#### Task brief:
Provide the data again in its entirety, exactly as given.

-- begin Material to process --

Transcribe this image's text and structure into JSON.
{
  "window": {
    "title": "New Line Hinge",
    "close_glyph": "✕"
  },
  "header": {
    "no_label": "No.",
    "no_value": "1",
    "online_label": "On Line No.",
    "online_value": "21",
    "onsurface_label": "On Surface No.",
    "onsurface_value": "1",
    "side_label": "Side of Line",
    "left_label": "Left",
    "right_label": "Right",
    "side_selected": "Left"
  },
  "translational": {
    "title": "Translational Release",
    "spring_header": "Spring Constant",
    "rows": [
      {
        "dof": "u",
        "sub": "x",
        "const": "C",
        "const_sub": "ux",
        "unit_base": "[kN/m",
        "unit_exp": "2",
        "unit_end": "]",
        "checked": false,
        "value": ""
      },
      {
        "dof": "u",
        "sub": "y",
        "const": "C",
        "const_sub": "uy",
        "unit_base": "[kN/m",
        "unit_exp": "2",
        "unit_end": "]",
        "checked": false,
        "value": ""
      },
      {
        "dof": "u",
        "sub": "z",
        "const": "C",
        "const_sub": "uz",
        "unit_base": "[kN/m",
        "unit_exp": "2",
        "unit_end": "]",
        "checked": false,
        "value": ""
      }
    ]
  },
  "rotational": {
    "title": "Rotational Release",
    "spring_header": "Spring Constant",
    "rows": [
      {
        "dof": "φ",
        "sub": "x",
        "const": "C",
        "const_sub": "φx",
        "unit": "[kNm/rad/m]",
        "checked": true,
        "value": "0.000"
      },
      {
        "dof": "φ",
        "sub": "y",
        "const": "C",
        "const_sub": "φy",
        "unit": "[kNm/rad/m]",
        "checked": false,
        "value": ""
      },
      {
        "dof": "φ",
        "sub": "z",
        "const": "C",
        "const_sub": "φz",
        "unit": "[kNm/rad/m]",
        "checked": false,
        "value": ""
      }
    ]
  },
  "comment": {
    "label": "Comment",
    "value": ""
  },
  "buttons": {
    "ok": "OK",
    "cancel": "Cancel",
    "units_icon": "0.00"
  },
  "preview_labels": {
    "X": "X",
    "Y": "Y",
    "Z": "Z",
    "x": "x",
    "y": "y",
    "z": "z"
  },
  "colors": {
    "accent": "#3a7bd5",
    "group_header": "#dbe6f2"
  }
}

-- end Material to process --

#### Problem solution:
Transcribe this image's text and structure into JSON.
{
  "window": {
    "title": "New Line Hinge",
    "close_glyph": "✕"
  },
  "header": {
    "no_label": "No.",
    "no_value": "1",
    "online_label": "On Line No.",
    "online_value": "21",
    "onsurface_label": "On Surface No.",
    "onsurface_value": "1",
    "side_label": "Side of Line",
    "left_label": "Left",
    "right_label": "Right",
    "side_selected": "Left"
  },
  "translational": {
    "title": "Translational Release",
    "spring_header": "Spring Constant",
    "rows": [
      {
        "dof": "u",
        "sub": "x",
        "const": "C",
        "const_sub": "ux",
        "unit_base": "[kN/m",
        "unit_exp": "2",
        "unit_end": "]",
        "checked": false,
        "value": ""
      },
      {
        "dof": "u",
        "sub": "y",
        "const": "C",
        "const_sub": "uy",
        "unit_base": "[kN/m",
        "unit_exp": "2",
        "unit_end": "]",
        "checked": false,
        "value": ""
      },
      {
        "dof": "u",
        "sub": "z",
        "const": "C",
        "const_sub": "uz",
        "unit_base": "[kN/m",
        "unit_exp": "2",
        "unit_end": "]",
        "checked": false,
        "value": ""
      }
    ]
  },
  "rotational": {
    "title": "Rotational Release",
    "spring_header": "Spring Constant",
    "rows": [
      {
        "dof": "φ",
        "sub": "x",
        "const": "C",
        "const_sub": "φx",
        "unit": "[kNm/rad/m]",
        "checked": true,
        "value": "0.000"
      },
      {
        "dof": "φ",
        "sub": "y",
        "const": "C",
        "const_sub": "φy",
        "unit": "[kNm/rad/m]",
        "checked": false,
        "value": ""
      },
      {
        "dof": "φ",
        "sub": "z",
        "const": "C",
        "const_sub": "φz",
        "unit": "[kNm/rad/m]",
        "checked": false,
        "value": ""
      }
    ]
  },
  "comment": {
    "label": "Comment",
    "value": ""
  },
  "buttons": {
    "ok": "OK",
    "cancel": "Cancel",
    "units_icon": "0.00"
  },
  "preview_labels": {
    "X": "X",
    "Y": "Y",
    "Z": "Z",
    "x": "x",
    "y": "y",
    "z": "z"
  },
  "colors": {
    "accent": "#3a7bd5",
    "group_header": "#dbe6f2"
  }
}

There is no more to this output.